GIVEN RECORDS>
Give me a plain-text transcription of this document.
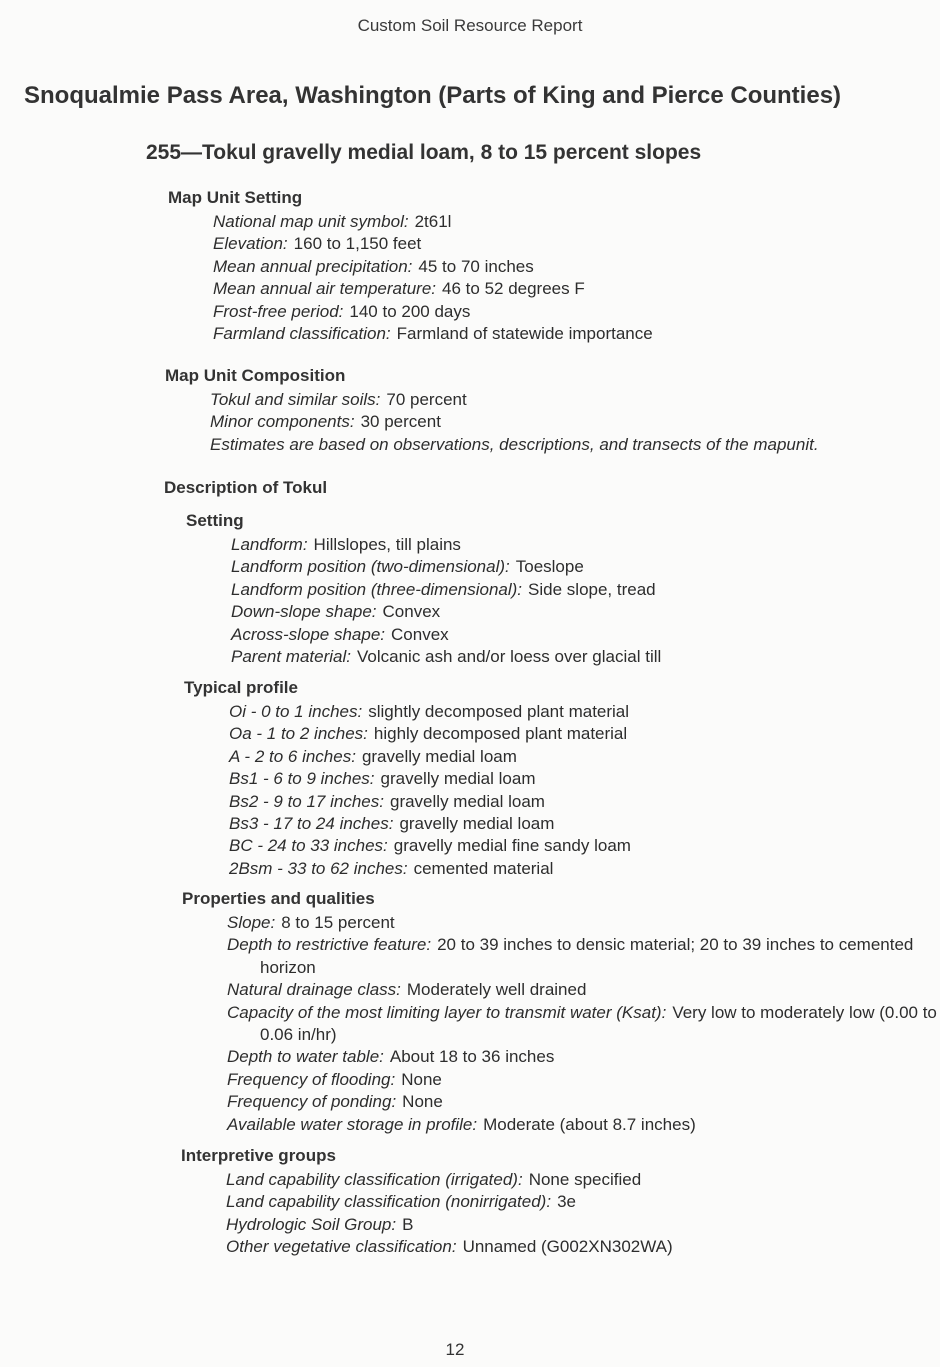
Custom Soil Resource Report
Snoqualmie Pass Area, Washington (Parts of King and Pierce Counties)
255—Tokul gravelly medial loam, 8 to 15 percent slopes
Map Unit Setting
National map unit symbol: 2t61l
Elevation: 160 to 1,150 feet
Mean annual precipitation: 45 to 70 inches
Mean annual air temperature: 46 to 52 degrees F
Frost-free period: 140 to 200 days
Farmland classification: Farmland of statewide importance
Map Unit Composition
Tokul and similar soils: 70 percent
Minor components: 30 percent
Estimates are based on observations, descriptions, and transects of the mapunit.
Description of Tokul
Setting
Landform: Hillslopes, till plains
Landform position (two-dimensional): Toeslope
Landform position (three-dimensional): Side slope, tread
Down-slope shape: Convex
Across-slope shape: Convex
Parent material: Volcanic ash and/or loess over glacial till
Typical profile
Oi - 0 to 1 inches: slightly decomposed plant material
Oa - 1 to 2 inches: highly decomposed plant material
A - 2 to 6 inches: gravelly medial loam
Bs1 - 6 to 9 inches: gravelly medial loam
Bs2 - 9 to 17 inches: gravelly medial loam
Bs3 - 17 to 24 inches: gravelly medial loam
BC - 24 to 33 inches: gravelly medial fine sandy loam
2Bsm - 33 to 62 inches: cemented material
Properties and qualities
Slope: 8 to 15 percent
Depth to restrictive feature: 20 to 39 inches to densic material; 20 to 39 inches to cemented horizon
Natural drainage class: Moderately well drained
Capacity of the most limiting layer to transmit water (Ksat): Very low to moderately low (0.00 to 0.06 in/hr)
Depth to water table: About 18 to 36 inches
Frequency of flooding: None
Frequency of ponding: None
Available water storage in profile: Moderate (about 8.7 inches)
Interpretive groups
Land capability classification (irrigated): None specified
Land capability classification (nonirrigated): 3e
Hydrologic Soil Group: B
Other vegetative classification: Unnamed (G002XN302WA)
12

---

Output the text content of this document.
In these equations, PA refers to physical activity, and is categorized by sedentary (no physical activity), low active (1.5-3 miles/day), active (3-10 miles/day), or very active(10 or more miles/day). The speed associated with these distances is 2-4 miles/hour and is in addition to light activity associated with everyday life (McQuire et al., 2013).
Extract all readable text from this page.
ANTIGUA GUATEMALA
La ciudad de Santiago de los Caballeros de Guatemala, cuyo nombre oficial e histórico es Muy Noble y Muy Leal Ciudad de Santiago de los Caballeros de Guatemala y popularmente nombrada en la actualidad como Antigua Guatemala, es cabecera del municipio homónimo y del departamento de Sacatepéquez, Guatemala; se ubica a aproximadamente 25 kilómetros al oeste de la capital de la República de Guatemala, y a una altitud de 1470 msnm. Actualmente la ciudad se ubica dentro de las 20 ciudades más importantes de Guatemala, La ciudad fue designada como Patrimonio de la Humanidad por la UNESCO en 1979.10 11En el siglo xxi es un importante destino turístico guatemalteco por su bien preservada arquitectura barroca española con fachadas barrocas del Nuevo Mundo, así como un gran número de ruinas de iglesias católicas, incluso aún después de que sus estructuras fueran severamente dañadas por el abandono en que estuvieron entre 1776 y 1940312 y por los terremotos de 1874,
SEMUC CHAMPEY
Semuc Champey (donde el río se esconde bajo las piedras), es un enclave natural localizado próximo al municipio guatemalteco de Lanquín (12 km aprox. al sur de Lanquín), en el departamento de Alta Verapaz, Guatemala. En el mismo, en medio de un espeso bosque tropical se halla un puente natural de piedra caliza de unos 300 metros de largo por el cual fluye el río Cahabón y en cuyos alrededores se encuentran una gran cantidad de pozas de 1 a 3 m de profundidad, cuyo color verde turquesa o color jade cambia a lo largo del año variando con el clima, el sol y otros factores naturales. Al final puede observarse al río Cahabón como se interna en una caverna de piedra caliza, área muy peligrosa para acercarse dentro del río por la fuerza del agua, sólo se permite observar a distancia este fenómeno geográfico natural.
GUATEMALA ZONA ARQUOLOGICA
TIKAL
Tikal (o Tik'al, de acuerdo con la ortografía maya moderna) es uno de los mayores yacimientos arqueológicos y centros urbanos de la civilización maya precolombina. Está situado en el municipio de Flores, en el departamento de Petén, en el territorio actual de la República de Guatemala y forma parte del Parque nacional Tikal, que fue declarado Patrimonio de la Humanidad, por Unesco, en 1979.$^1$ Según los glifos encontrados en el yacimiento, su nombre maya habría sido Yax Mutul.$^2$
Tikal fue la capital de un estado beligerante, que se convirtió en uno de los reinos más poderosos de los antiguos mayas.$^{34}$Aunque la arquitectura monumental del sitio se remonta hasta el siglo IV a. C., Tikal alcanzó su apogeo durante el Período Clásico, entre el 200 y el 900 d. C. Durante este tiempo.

WRITTEN TASK> In the listing above, find each line with the word "shape" and copy it.

SOLUTION TO THE EXERCISE>
Down-slope shape: Convex
Across-slope shape: Convex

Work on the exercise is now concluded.